→ JOB: Look for the string "subtitle" and copy every line that has it.

Extracted data entries:
-----
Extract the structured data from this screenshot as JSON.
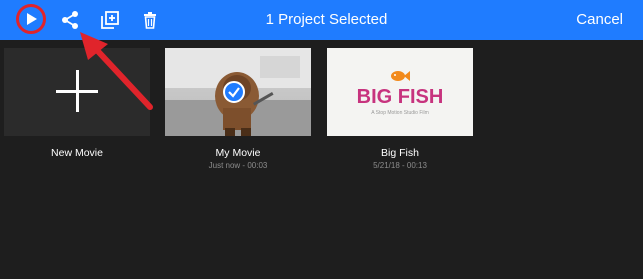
{
  "toolbar": {
    "title": "1 Project Selected",
    "cancel_label": "Cancel",
    "icons": [
      "play-icon",
      "share-icon",
      "duplicate-icon",
      "trash-icon"
    ]
  },
  "colors": {
    "toolbar_bg": "#1f7cff",
    "background": "#1e1e1e",
    "highlight_red": "#e0242b",
    "check_blue": "#1f7cff"
  },
  "projects": [
    {
      "title": "New Movie",
      "subtitle": ""
    },
    {
      "title": "My Movie",
      "subtitle": "Just now - 00:03",
      "selected": true
    },
    {
      "title": "Big Fish",
      "subtitle": "5/21/18 - 00:13",
      "logo_text": "BIG FISH",
      "logo_sub": "A Stop Motion Studio Film"
    }
  ]
}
-----
→ RESULT:
      "subtitle": ""
      "subtitle": "Just now - 00:03",
      "subtitle": "5/21/18 - 00:13",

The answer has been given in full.